■ **DIRECTIVE**:
All of the lines below are to be printed again exactly; images are excluded from the output.

[Extracted data entries]
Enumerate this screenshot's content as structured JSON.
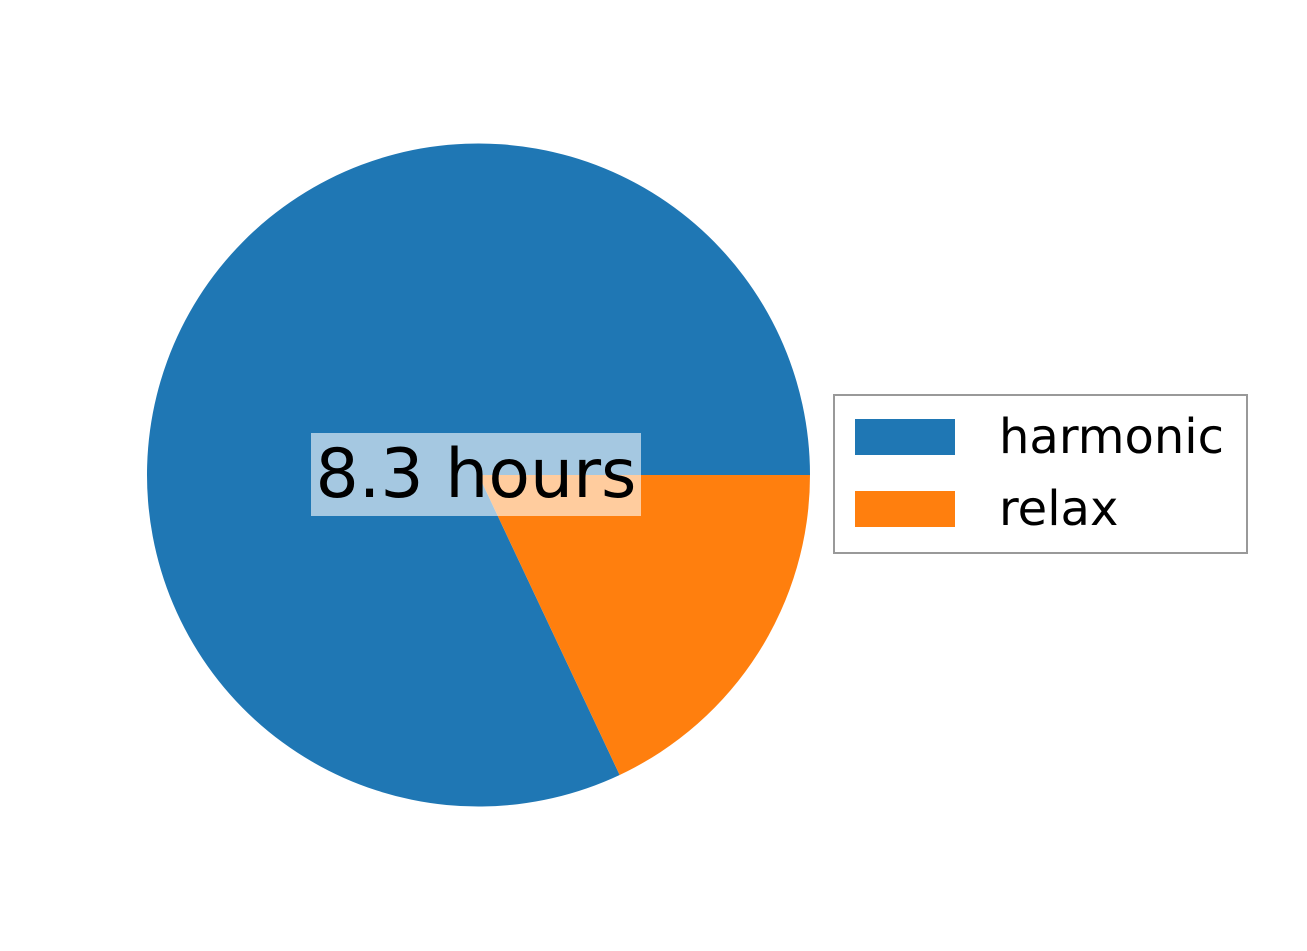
{
  "figure": {
    "background_color": "#ffffff"
  },
  "chart_data": {
    "type": "pie",
    "labels": [
      "harmonic",
      "relax"
    ],
    "values": [
      82,
      18
    ],
    "units": "percent_of_circle_estimated",
    "colors": [
      "#1f77b4",
      "#ff7f0e"
    ],
    "start_angle": 0,
    "counterclockwise": true,
    "center_label": "8.3 hours",
    "center_label_box_color": "rgba(255,255,255,0.6)",
    "legend": {
      "position": "center right",
      "border_color": "#999999",
      "entries": [
        "harmonic",
        "relax"
      ]
    }
  }
}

■ **WRITTEN SOLUTION**:
Enumerate this screenshot's content as structured JSON.
{
  "figure": {
    "background_color": "#ffffff"
  },
  "chart_data": {
    "type": "pie",
    "labels": [
      "harmonic",
      "relax"
    ],
    "values": [
      82,
      18
    ],
    "units": "percent_of_circle_estimated",
    "colors": [
      "#1f77b4",
      "#ff7f0e"
    ],
    "start_angle": 0,
    "counterclockwise": true,
    "center_label": "8.3 hours",
    "center_label_box_color": "rgba(255,255,255,0.6)",
    "legend": {
      "position": "center right",
      "border_color": "#999999",
      "entries": [
        "harmonic",
        "relax"
      ]
    }
  }
}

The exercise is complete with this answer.